● **Aim**
Give back the whole listing exactly as shown.

(Data entries)
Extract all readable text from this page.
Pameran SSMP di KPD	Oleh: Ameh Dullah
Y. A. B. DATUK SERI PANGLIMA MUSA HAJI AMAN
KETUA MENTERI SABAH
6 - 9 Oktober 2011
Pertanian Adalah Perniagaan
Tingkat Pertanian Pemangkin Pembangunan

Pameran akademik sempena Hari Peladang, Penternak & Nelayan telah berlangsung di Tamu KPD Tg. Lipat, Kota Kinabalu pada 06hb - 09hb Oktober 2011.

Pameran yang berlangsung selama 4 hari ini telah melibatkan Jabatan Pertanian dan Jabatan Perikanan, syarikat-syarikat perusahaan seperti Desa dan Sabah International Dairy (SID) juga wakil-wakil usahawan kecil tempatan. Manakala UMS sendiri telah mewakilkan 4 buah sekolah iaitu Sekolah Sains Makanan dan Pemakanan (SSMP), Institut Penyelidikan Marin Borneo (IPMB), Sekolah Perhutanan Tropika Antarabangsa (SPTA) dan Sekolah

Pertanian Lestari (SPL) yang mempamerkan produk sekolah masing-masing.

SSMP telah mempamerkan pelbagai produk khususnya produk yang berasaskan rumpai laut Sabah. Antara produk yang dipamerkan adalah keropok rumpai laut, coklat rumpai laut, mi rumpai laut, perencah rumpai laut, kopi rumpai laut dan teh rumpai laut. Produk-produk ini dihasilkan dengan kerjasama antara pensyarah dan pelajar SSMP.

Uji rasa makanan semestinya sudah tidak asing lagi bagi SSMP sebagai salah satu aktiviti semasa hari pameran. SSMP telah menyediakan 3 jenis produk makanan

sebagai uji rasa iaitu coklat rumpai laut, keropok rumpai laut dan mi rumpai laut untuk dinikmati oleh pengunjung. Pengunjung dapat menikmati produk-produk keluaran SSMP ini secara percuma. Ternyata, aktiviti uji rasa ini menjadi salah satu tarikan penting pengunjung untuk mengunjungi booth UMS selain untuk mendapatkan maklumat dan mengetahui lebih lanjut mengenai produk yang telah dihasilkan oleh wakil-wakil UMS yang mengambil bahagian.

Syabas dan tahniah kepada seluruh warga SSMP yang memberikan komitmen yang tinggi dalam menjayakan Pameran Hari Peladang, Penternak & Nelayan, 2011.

● **The completed task**
Extract all readable text from this page.
Pameran SSMP di KPD	Oleh: Ameh Dullah
Y. A. B. DATUK SERI PANGLIMA MUSA HAJI AMAN
KETUA MENTERI SABAH
6 - 9 Oktober 2011
Pertanian Adalah Perniagaan
Tingkat Pertanian Pemangkin Pembangunan

Pameran akademik sempena Hari Peladang, Penternak & Nelayan telah berlangsung di Tamu KPD Tg. Lipat, Kota Kinabalu pada 06hb - 09hb Oktober 2011.

Pameran yang berlangsung selama 4 hari ini telah melibatkan Jabatan Pertanian dan Jabatan Perikanan, syarikat-syarikat perusahaan seperti Desa dan Sabah International Dairy (SID) juga wakil-wakil usahawan kecil tempatan. Manakala UMS sendiri telah mewakilkan 4 buah sekolah iaitu Sekolah Sains Makanan dan Pemakanan (SSMP), Institut Penyelidikan Marin Borneo (IPMB), Sekolah Perhutanan Tropika Antarabangsa (SPTA) dan Sekolah

Pertanian Lestari (SPL) yang mempamerkan produk sekolah masing-masing.

SSMP telah mempamerkan pelbagai produk khususnya produk yang berasaskan rumpai laut Sabah. Antara produk yang dipamerkan adalah keropok rumpai laut, coklat rumpai laut, mi rumpai laut, perencah rumpai laut, kopi rumpai laut dan teh rumpai laut. Produk-produk ini dihasilkan dengan kerjasama antara pensyarah dan pelajar SSMP.

Uji rasa makanan semestinya sudah tidak asing lagi bagi SSMP sebagai salah satu aktiviti semasa hari pameran. SSMP telah menyediakan 3 jenis produk makanan

sebagai uji rasa iaitu coklat rumpai laut, keropok rumpai laut dan mi rumpai laut untuk dinikmati oleh pengunjung. Pengunjung dapat menikmati produk-produk keluaran SSMP ini secara percuma. Ternyata, aktiviti uji rasa ini menjadi salah satu tarikan penting pengunjung untuk mengunjungi booth UMS selain untuk mendapatkan maklumat dan mengetahui lebih lanjut mengenai produk yang telah dihasilkan oleh wakil-wakil UMS yang mengambil bahagian.

Syabas dan tahniah kepada seluruh warga SSMP yang memberikan komitmen yang tinggi dalam menjayakan Pameran Hari Peladang, Penternak & Nelayan, 2011.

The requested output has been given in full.